_REQUIRED WORK_. Copy out every line containing the word "Remunerador".

※ ※ ※

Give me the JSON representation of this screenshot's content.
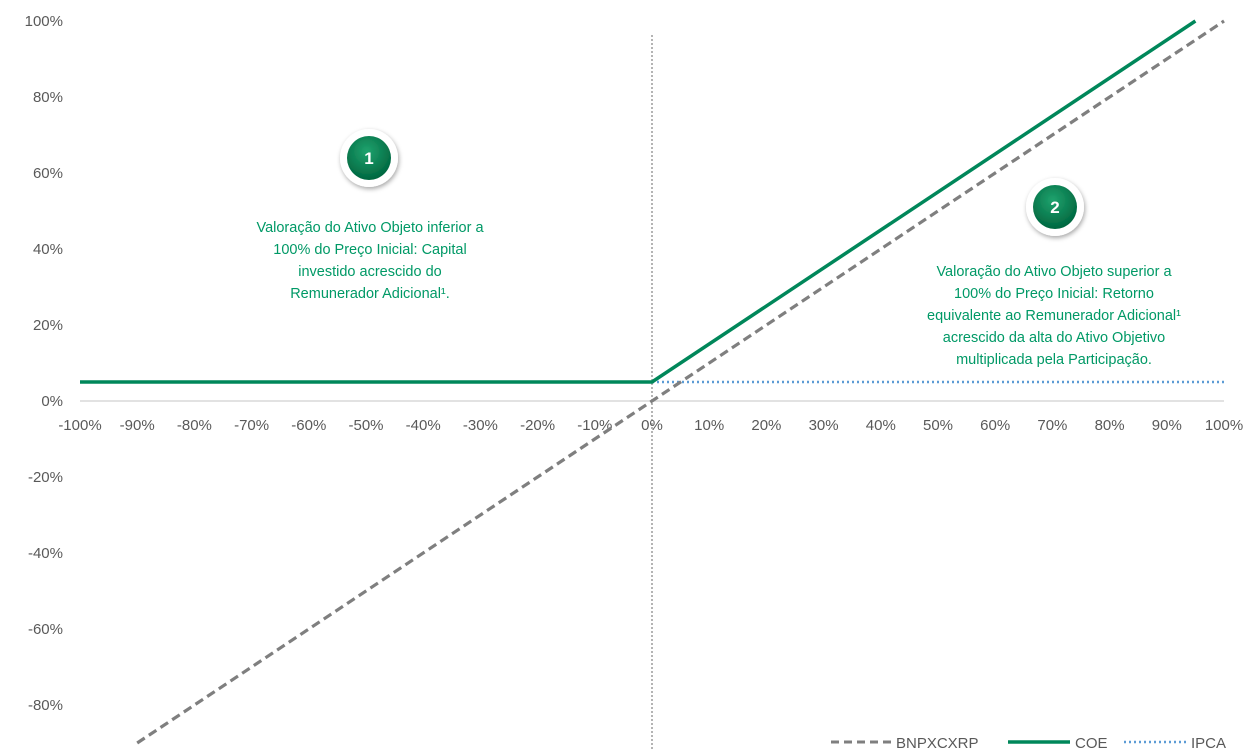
{
  "chart_data": {
    "type": "line",
    "x": [
      -100,
      -90,
      -80,
      -70,
      -60,
      -50,
      -40,
      -30,
      -20,
      -10,
      0,
      10,
      20,
      30,
      40,
      50,
      60,
      70,
      80,
      90,
      100
    ],
    "x_tick_labels": [
      "-100%",
      "-90%",
      "-80%",
      "-70%",
      "-60%",
      "-50%",
      "-40%",
      "-30%",
      "-20%",
      "-10%",
      "0%",
      "10%",
      "20%",
      "30%",
      "40%",
      "50%",
      "60%",
      "70%",
      "80%",
      "90%",
      "100%"
    ],
    "y_tick_labels": [
      "100%",
      "80%",
      "60%",
      "40%",
      "20%",
      "0%",
      "-20%",
      "-40%",
      "-60%",
      "-80%"
    ],
    "y_ticks": [
      100,
      80,
      60,
      40,
      20,
      0,
      -20,
      -40,
      -60,
      -80
    ],
    "xlim": [
      -100,
      100
    ],
    "ylim": [
      -92,
      100
    ],
    "series": [
      {
        "name": "BNPXCXRP",
        "color": "#7f7f7f",
        "style": "dashed",
        "x": [
          -90,
          100
        ],
        "y": [
          -90,
          100
        ]
      },
      {
        "name": "COE",
        "color": "#00875a",
        "style": "solid",
        "x": [
          -100,
          0,
          95
        ],
        "y": [
          5,
          5,
          100
        ]
      },
      {
        "name": "IPCA",
        "color": "#5b9bd5",
        "style": "dotted",
        "x": [
          0,
          100
        ],
        "y": [
          5,
          5
        ]
      }
    ],
    "annotations": [
      {
        "badge": "1",
        "lines": [
          "Valoração do Ativo Objeto inferior a",
          "100% do Preço Inicial: Capital",
          "investido acrescido do",
          "Remunerador Adicional¹."
        ]
      },
      {
        "badge": "2",
        "lines": [
          "Valoração do Ativo Objeto superior a",
          "100% do Preço Inicial: Retorno",
          "equivalente ao Remunerador Adicional¹",
          "acrescido da alta do Ativo Objetivo",
          "multiplicada pela Participação."
        ]
      }
    ],
    "grid": false,
    "legend": "bottom-right"
  }
}
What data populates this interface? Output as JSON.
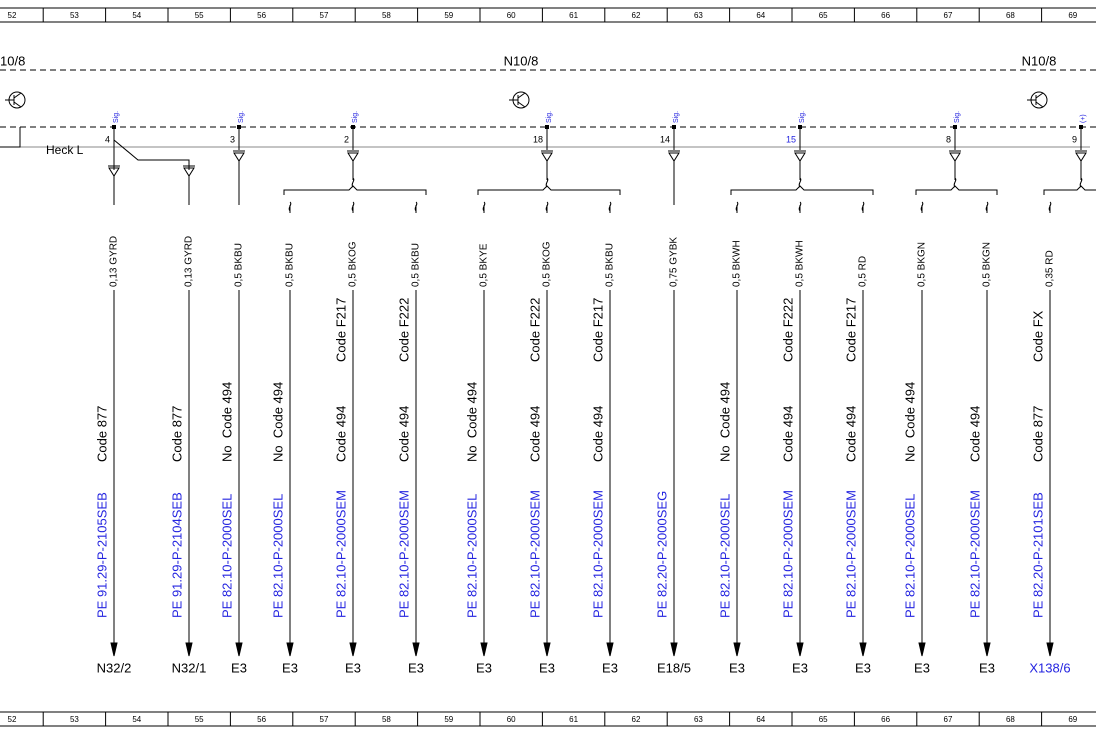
{
  "ruler": [
    52,
    53,
    54,
    55,
    56,
    57,
    58,
    59,
    60,
    61,
    62,
    63,
    64,
    65,
    66,
    67,
    68,
    69
  ],
  "modules": [
    "10/8",
    "N10/8",
    "N10/8"
  ],
  "harness": "Heck L",
  "pins": [
    {
      "number": "4",
      "label": "Sig."
    },
    {
      "number": "3",
      "label": "Sig."
    },
    {
      "number": "2",
      "label": "Sig."
    },
    {
      "number": "18",
      "label": "Sig."
    },
    {
      "number": "14",
      "label": "Sig."
    },
    {
      "number": "15",
      "label": "Sig."
    },
    {
      "number": "8",
      "label": "Sig."
    },
    {
      "number": "9",
      "label": "(+)"
    }
  ],
  "wires": [
    {
      "label": "0,13 GYRD",
      "code": "Code 877",
      "reference": "PE 91.29-P-2105SEB",
      "destination": "N32/2"
    },
    {
      "label": "0,13 GYRD",
      "code": "Code 877",
      "reference": "PE 91.29-P-2104SEB",
      "destination": "N32/1"
    },
    {
      "label": "0,5 BKBU",
      "code": "No  Code 494",
      "reference": "PE 82.10-P-2000SEL",
      "destination": "E3"
    },
    {
      "label": "0,5 BKBU",
      "code": "No  Code 494",
      "reference": "PE 82.10-P-2000SEL",
      "destination": "E3"
    },
    {
      "label": "0,5 BKOG",
      "code_option": "Code F217",
      "code": "Code 494",
      "reference": "PE 82.10-P-2000SEM",
      "destination": "E3"
    },
    {
      "label": "0,5 BKBU",
      "code_option": "Code F222",
      "code": "Code 494",
      "reference": "PE 82.10-P-2000SEM",
      "destination": "E3"
    },
    {
      "label": "0,5 BKYE",
      "code": "No  Code 494",
      "reference": "PE 82.10-P-2000SEL",
      "destination": "E3"
    },
    {
      "label": "0,5 BKOG",
      "code_option": "Code F222",
      "code": "Code 494",
      "reference": "PE 82.10-P-2000SEM",
      "destination": "E3"
    },
    {
      "label": "0,5 BKBU",
      "code_option": "Code F217",
      "code": "Code 494",
      "reference": "PE 82.10-P-2000SEM",
      "destination": "E3"
    },
    {
      "label": "0,75 GYBK",
      "reference": "PE 82.20-P-2000SEG",
      "destination": "E18/5"
    },
    {
      "label": "0,5 BKWH",
      "code": "No  Code 494",
      "reference": "PE 82.10-P-2000SEL",
      "destination": "E3"
    },
    {
      "label": "0,5 BKWH",
      "code_option": "Code F222",
      "code": "Code 494",
      "reference": "PE 82.10-P-2000SEM",
      "destination": "E3"
    },
    {
      "label": "0,5 RD",
      "code_option": "Code F217",
      "code": "Code 494",
      "reference": "PE 82.10-P-2000SEM",
      "destination": "E3"
    },
    {
      "label": "0,5 BKGN",
      "code": "No  Code 494",
      "reference": "PE 82.10-P-2000SEL",
      "destination": "E3"
    },
    {
      "label": "0,5 BKGN",
      "code": "Code 494",
      "reference": "PE 82.10-P-2000SEM",
      "destination": "E3"
    },
    {
      "label": "0,35 RD",
      "code_option": "Code FX",
      "code": "Code 877",
      "reference": "PE 82.20-P-2101SEB",
      "destination": "X138/6"
    }
  ]
}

※ ※ ※

_SOLUTION BELOW_.
          "Remunerador Adicional¹."
          "equivalente ao Remunerador Adicional¹",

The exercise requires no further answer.